## The task
Could you copy out every item below word for word, leaving out the pictures?
'''
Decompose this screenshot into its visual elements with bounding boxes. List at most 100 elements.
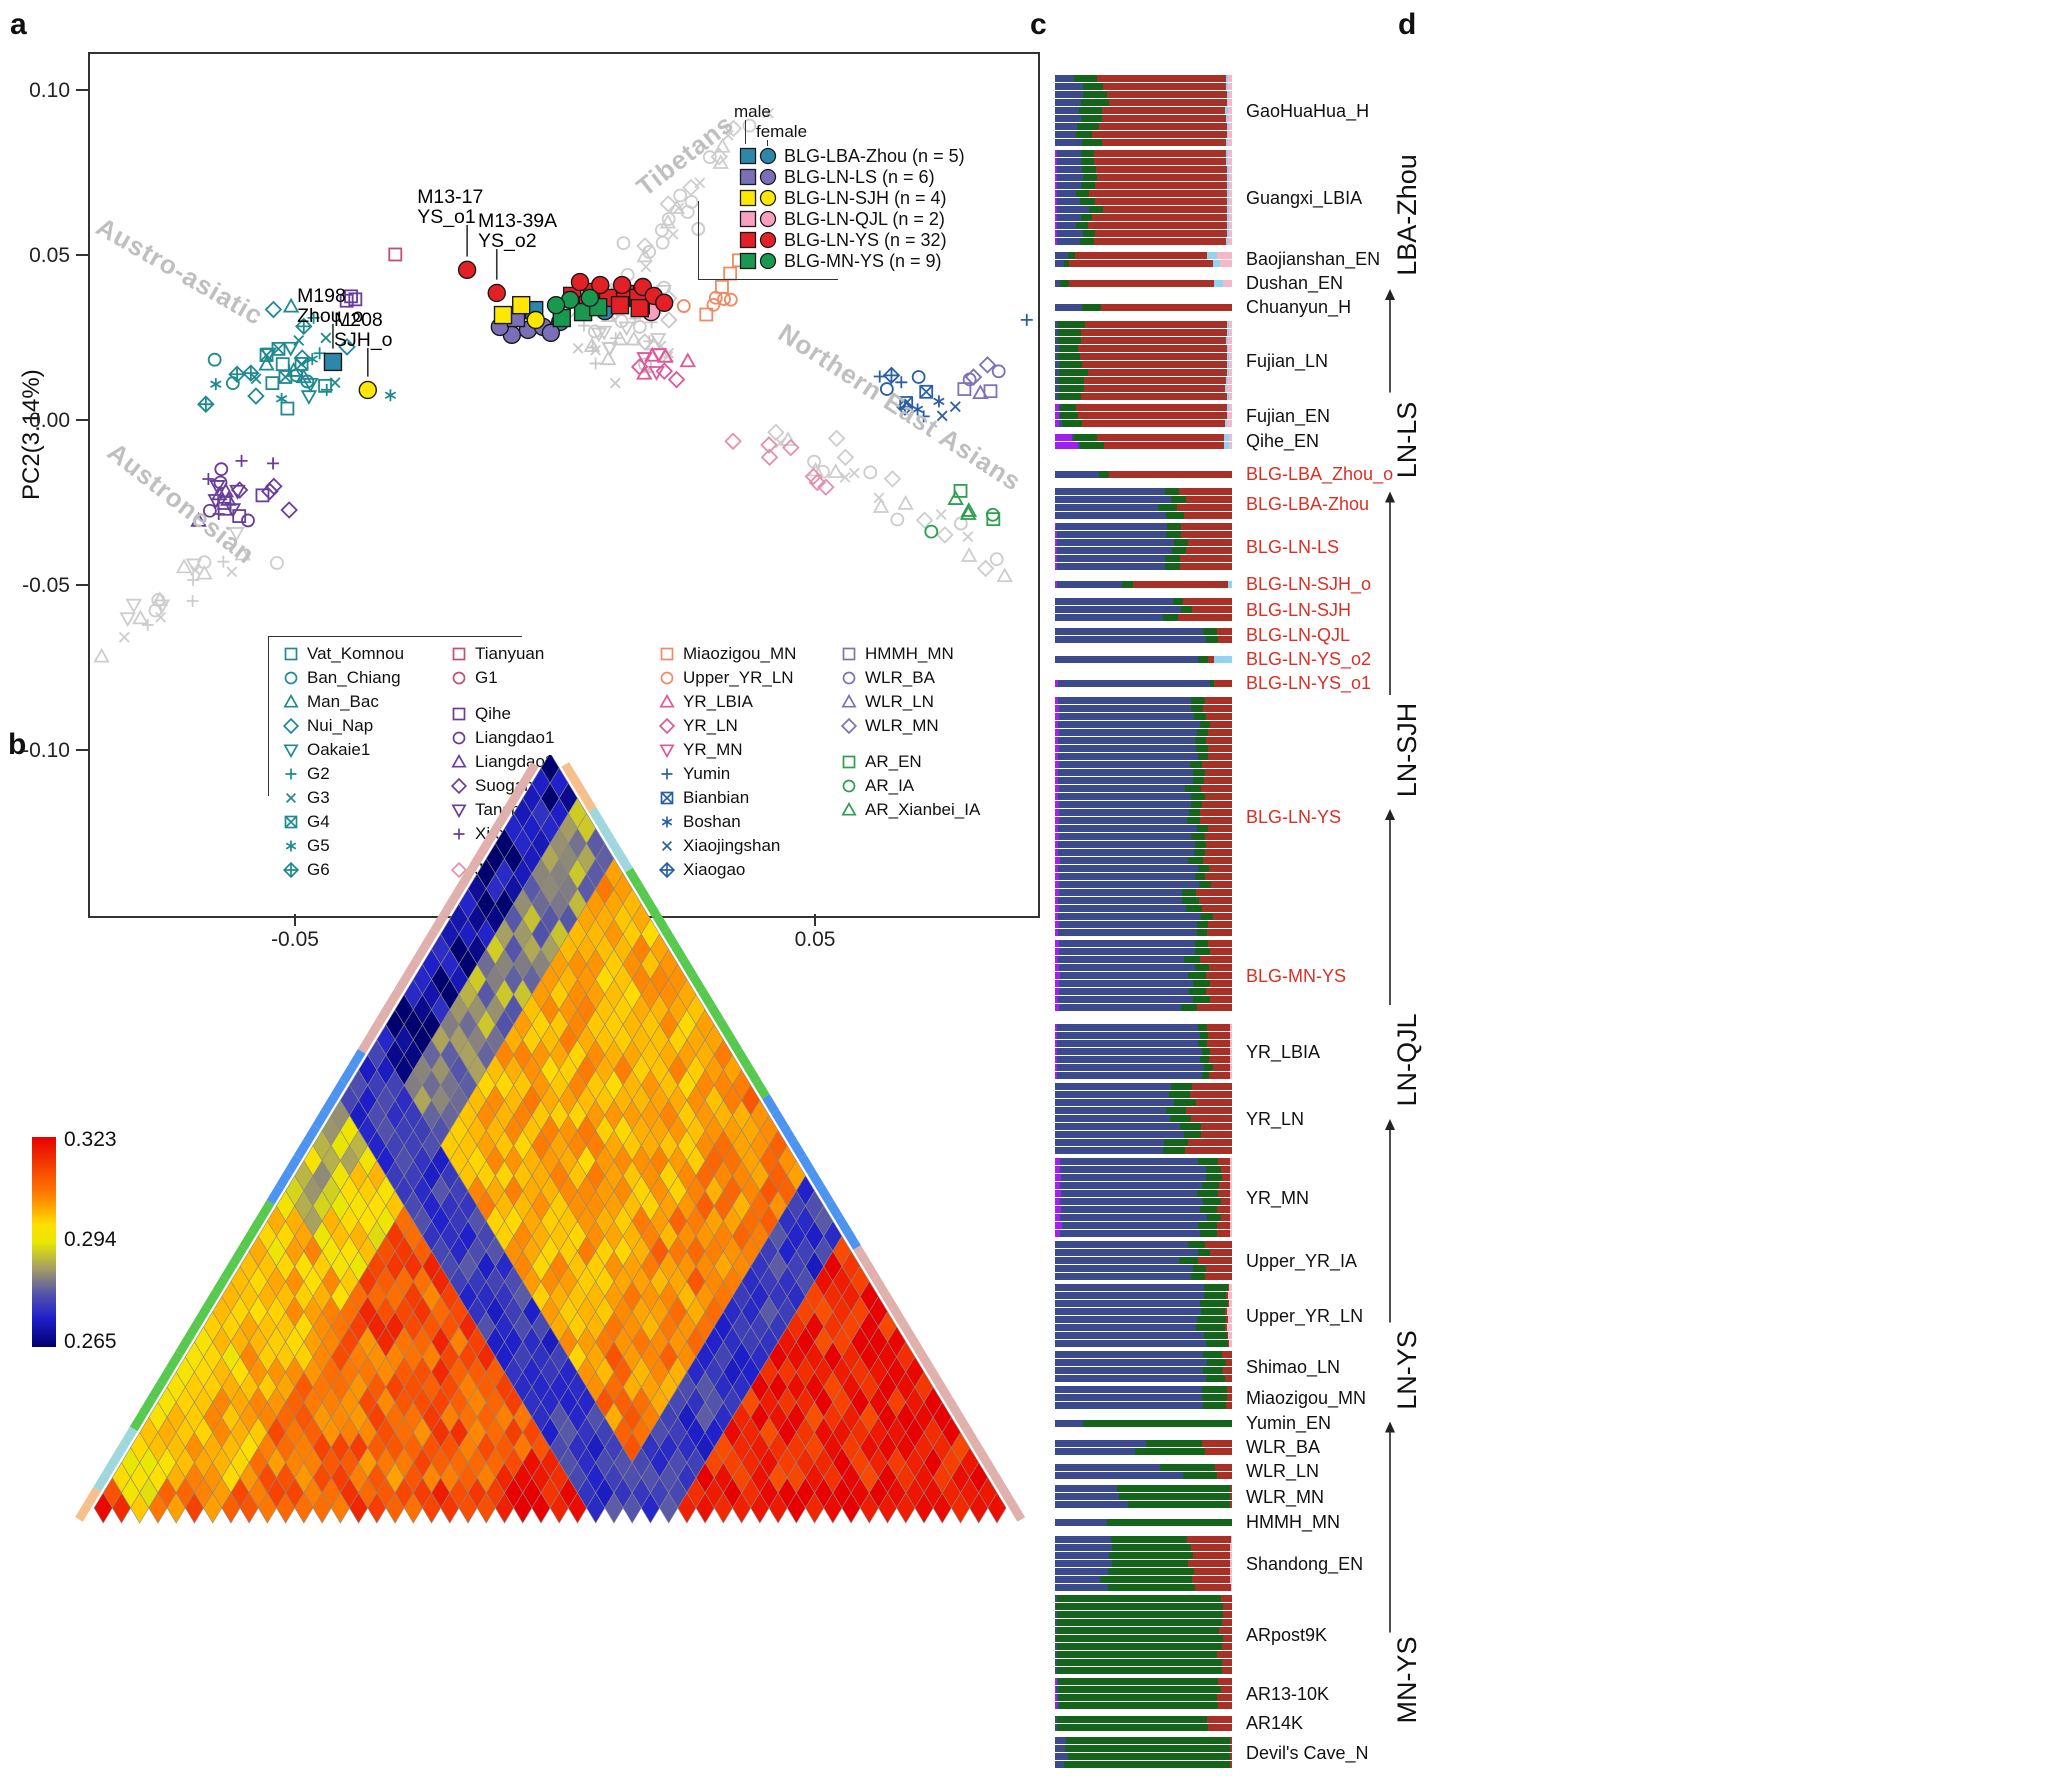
admixture-row <box>1055 75 1232 82</box>
male-pointer-line <box>745 120 746 144</box>
admixture-row <box>1055 697 1232 704</box>
admixture-group: HMMH_MN <box>1055 1512 1393 1533</box>
admixture-row <box>1055 123 1232 130</box>
admixture-group-label: Miaozigou_MN <box>1246 1387 1367 1408</box>
admixture-row <box>1055 441 1232 449</box>
legend-item: Vat_Komnou <box>282 642 450 666</box>
admixture-group-label: BLG-MN-YS <box>1246 965 1347 986</box>
y-tick-label: -0.05 <box>22 574 70 597</box>
admixture-row <box>1055 1686 1232 1693</box>
admixture-row <box>1055 1552 1232 1559</box>
svg-text:YS_o2: YS_o2 <box>478 230 537 252</box>
admixture-row <box>1055 1761 1232 1768</box>
legend-item: WLR_BA <box>840 666 1010 690</box>
admixture-row <box>1055 531 1232 538</box>
admixture-row <box>1055 1273 1232 1280</box>
blg-legend-item: BLG-LN-LS (n = 6) <box>738 167 965 187</box>
admixture-group: Fujian_LN <box>1055 321 1393 401</box>
admixture-row <box>1055 1723 1232 1731</box>
admixture-row <box>1055 972 1232 979</box>
admixture-row <box>1055 353 1233 360</box>
admixture-row <box>1055 705 1232 712</box>
admixture-group: BLG-LBA-Zhou <box>1055 488 1393 520</box>
admixture-row <box>1055 1056 1232 1063</box>
legend-item: Xiaogao <box>658 858 840 882</box>
admixture-row <box>1055 1040 1232 1047</box>
legend-bracket-vline <box>698 201 699 279</box>
admixture-row <box>1055 190 1232 197</box>
pca-panel: M13-17 YS_o1 M13-39A YS_o2 M198 Zhou_o M208 SJH… <box>0 0 1045 1000</box>
admixture-row <box>1055 512 1232 519</box>
admixture-group-label: Devil's Cave_N <box>1246 1742 1369 1763</box>
admixture-row <box>1055 1123 1232 1130</box>
admixture-row <box>1055 1158 1232 1165</box>
admixture-group: BLG-LN-LS <box>1055 523 1393 571</box>
heatmap-colorbar-min: 0.265 <box>64 1330 117 1353</box>
admixture-row <box>1055 1694 1232 1701</box>
admixture-row <box>1055 555 1232 562</box>
admixture-group: WLR_BA <box>1055 1437 1393 1458</box>
admixture-row <box>1055 214 1232 221</box>
admixture-row <box>1055 1214 1232 1221</box>
admixture-group: Miaozigou_MN <box>1055 1386 1393 1410</box>
admixture-row <box>1055 1447 1232 1455</box>
svg-text:YS_o1: YS_o1 <box>417 206 476 228</box>
admixture-row <box>1055 251 1232 259</box>
legend-item: Oakaie1 <box>282 738 450 762</box>
admixture-row <box>1055 174 1232 181</box>
admixture-row <box>1055 385 1232 392</box>
admixture-group-label: BLG-LBA-Zhou <box>1246 493 1370 514</box>
f4-series-label: LN-LS <box>1392 402 1422 479</box>
legend-item: AR_Xianbei_IA <box>840 798 1010 822</box>
admixture-row <box>1055 1099 1232 1106</box>
admixture-row <box>1055 1715 1232 1723</box>
admixture-group-label: BLG-LN-SJH_o <box>1246 574 1372 594</box>
legend-item: YR_LN <box>658 714 840 738</box>
admixture-row <box>1055 539 1232 546</box>
admixture-row <box>1055 761 1232 768</box>
admixture-row <box>1055 1584 1232 1591</box>
admixture-row <box>1055 729 1232 736</box>
admixture-row <box>1055 1667 1232 1674</box>
admixture-row <box>1055 929 1232 936</box>
admixture-group-label: BLG-LN-YS_o2 <box>1246 649 1372 669</box>
admixture-row <box>1055 1284 1232 1291</box>
heatmap-panel: 0.323 0.294 0.265 Nepal_Samzdong_IANepal… <box>0 700 1045 1787</box>
admixture-row <box>1055 1292 1232 1299</box>
y-tick <box>76 254 88 256</box>
admixture-row <box>1055 713 1232 720</box>
admixture-row <box>1055 1048 1232 1055</box>
admixture-row <box>1055 1643 1232 1650</box>
f4-series-label: LN-YS <box>1392 1330 1422 1410</box>
admixture-row <box>1055 905 1232 912</box>
admixture-row <box>1055 412 1232 419</box>
legend-item: Tianyuan <box>450 642 658 666</box>
y-tick <box>76 749 88 751</box>
admixture-group: YR_MN <box>1055 1158 1393 1238</box>
admixture-row <box>1055 785 1232 792</box>
admixture-row <box>1055 1702 1232 1709</box>
admixture-row <box>1055 1619 1232 1626</box>
admixture-row <box>1055 635 1232 643</box>
legend-item: Xiaojingshan <box>658 834 840 858</box>
admixture-row <box>1055 361 1232 368</box>
admixture-group-label: BLG-LN-YS_o1 <box>1246 673 1372 693</box>
admixture-group-label: Fujian_EN <box>1246 405 1331 426</box>
admixture-row <box>1055 139 1233 146</box>
x-tick-label: 0.05 <box>794 928 836 951</box>
admixture-row <box>1055 230 1232 237</box>
admixture-row <box>1055 523 1232 530</box>
admixture-row <box>1055 849 1232 856</box>
admixture-group: Devil's Cave_N <box>1055 1737 1393 1769</box>
panel-letter-c: c <box>1030 8 1047 41</box>
admixture-row <box>1055 1659 1232 1666</box>
admixture-row <box>1055 1367 1232 1374</box>
admixture-group-label: BLG-LN-SJH <box>1246 599 1352 620</box>
admixture-group: BLG-MN-YS <box>1055 940 1393 1012</box>
y-tick <box>76 419 88 421</box>
admixture-row <box>1055 1560 1232 1567</box>
admixture-row <box>1055 1249 1232 1256</box>
x-tick <box>814 914 816 926</box>
admixture-row <box>1055 913 1232 920</box>
admixture-group: Dushan_EN <box>1055 273 1393 294</box>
'''
## Task answer
Decompose this screenshot into its visual elements with bounding boxes. List at most 100 elements.
admixture-row <box>1055 75 1232 82</box>
male-pointer-line <box>745 120 746 144</box>
admixture-row <box>1055 697 1232 704</box>
admixture-group: HMMH_MN <box>1055 1512 1393 1533</box>
admixture-row <box>1055 123 1232 130</box>
admixture-group-label: Miaozigou_MN <box>1246 1387 1367 1408</box>
admixture-row <box>1055 441 1232 449</box>
legend-item: Vat_Komnou <box>282 642 450 666</box>
admixture-group-label: BLG-MN-YS <box>1246 965 1347 986</box>
y-tick-label: -0.05 <box>22 574 70 597</box>
admixture-row <box>1055 1686 1232 1693</box>
admixture-row <box>1055 1552 1232 1559</box>
svg-text:YS_o2: YS_o2 <box>478 230 537 252</box>
admixture-row <box>1055 1761 1232 1768</box>
legend-item: WLR_BA <box>840 666 1010 690</box>
admixture-row <box>1055 531 1232 538</box>
admixture-row <box>1055 1273 1232 1280</box>
blg-legend-item: BLG-LN-LS (n = 6) <box>738 167 965 187</box>
admixture-group: Fujian_LN <box>1055 321 1393 401</box>
admixture-row <box>1055 1723 1232 1731</box>
admixture-row <box>1055 972 1232 979</box>
admixture-row <box>1055 353 1233 360</box>
admixture-row <box>1055 705 1232 712</box>
admixture-group: BLG-LBA-Zhou <box>1055 488 1393 520</box>
admixture-row <box>1055 1056 1232 1063</box>
legend-item: Xiaogao <box>658 858 840 882</box>
admixture-row <box>1055 1040 1232 1047</box>
legend-bracket-vline <box>698 201 699 279</box>
admixture-row <box>1055 190 1232 197</box>
pca-panel: M13-17 YS_o1 M13-39A YS_o2 M198 Zhou_o M208 SJH… <box>0 0 1045 1000</box>
admixture-row <box>1055 512 1232 519</box>
admixture-group-label: Devil's Cave_N <box>1246 1742 1369 1763</box>
admixture-row <box>1055 1123 1232 1130</box>
admixture-row <box>1055 1158 1232 1165</box>
admixture-group: BLG-LN-LS <box>1055 523 1393 571</box>
heatmap-colorbar-min: 0.265 <box>64 1330 117 1353</box>
admixture-row <box>1055 1694 1232 1701</box>
admixture-row <box>1055 555 1232 562</box>
admixture-group: WLR_BA <box>1055 1437 1393 1458</box>
admixture-row <box>1055 214 1232 221</box>
admixture-row <box>1055 1214 1232 1221</box>
admixture-group: Miaozigou_MN <box>1055 1386 1393 1410</box>
admixture-row <box>1055 1447 1232 1455</box>
svg-text:YS_o1: YS_o1 <box>417 206 476 228</box>
admixture-row <box>1055 251 1232 259</box>
legend-item: Oakaie1 <box>282 738 450 762</box>
admixture-row <box>1055 174 1232 181</box>
admixture-row <box>1055 385 1232 392</box>
admixture-group-label: BLG-LBA-Zhou <box>1246 493 1370 514</box>
f4-series-label: LN-LS <box>1392 402 1422 479</box>
legend-item: AR_Xianbei_IA <box>840 798 1010 822</box>
admixture-row <box>1055 1099 1232 1106</box>
admixture-row <box>1055 1715 1232 1723</box>
admixture-group-label: BLG-LN-SJH_o <box>1246 574 1372 594</box>
legend-item: YR_LN <box>658 714 840 738</box>
admixture-row <box>1055 539 1232 546</box>
admixture-row <box>1055 761 1232 768</box>
admixture-row <box>1055 1584 1232 1591</box>
admixture-row <box>1055 729 1232 736</box>
admixture-row <box>1055 1667 1232 1674</box>
admixture-row <box>1055 929 1232 936</box>
admixture-group-label: BLG-LN-YS_o2 <box>1246 649 1372 669</box>
admixture-row <box>1055 1284 1232 1291</box>
heatmap-panel: 0.323 0.294 0.265 Nepal_Samzdong_IANepal… <box>0 700 1045 1787</box>
admixture-row <box>1055 1292 1232 1299</box>
y-tick <box>76 254 88 256</box>
admixture-row <box>1055 713 1232 720</box>
admixture-row <box>1055 1048 1232 1055</box>
admixture-row <box>1055 1643 1232 1650</box>
f4-series-label: LN-YS <box>1392 1330 1422 1410</box>
admixture-row <box>1055 905 1232 912</box>
admixture-row <box>1055 412 1232 419</box>
legend-item: Tianyuan <box>450 642 658 666</box>
y-tick <box>76 749 88 751</box>
admixture-group: YR_MN <box>1055 1158 1393 1238</box>
admixture-row <box>1055 785 1232 792</box>
admixture-row <box>1055 1702 1232 1709</box>
admixture-row <box>1055 1619 1232 1626</box>
admixture-row <box>1055 635 1232 643</box>
legend-item: Xiaojingshan <box>658 834 840 858</box>
admixture-row <box>1055 361 1232 368</box>
admixture-group-label: BLG-LN-YS_o1 <box>1246 673 1372 693</box>
admixture-group-label: Fujian_EN <box>1246 405 1331 426</box>
admixture-row <box>1055 139 1233 146</box>
x-tick-label: 0.05 <box>794 928 836 951</box>
admixture-row <box>1055 230 1232 237</box>
admixture-row <box>1055 523 1232 530</box>
admixture-row <box>1055 849 1232 856</box>
admixture-group: Devil's Cave_N <box>1055 1737 1393 1769</box>
panel-letter-c: c <box>1030 8 1047 41</box>
admixture-row <box>1055 1659 1232 1666</box>
admixture-row <box>1055 1367 1232 1374</box>
admixture-group-label: BLG-LN-SJH <box>1246 599 1352 620</box>
admixture-group: BLG-MN-YS <box>1055 940 1393 1012</box>
y-tick <box>76 419 88 421</box>
admixture-row <box>1055 1560 1232 1567</box>
admixture-row <box>1055 1249 1232 1256</box>
x-tick <box>814 914 816 926</box>
admixture-row <box>1055 913 1232 920</box>
admixture-group: Dushan_EN <box>1055 273 1393 294</box>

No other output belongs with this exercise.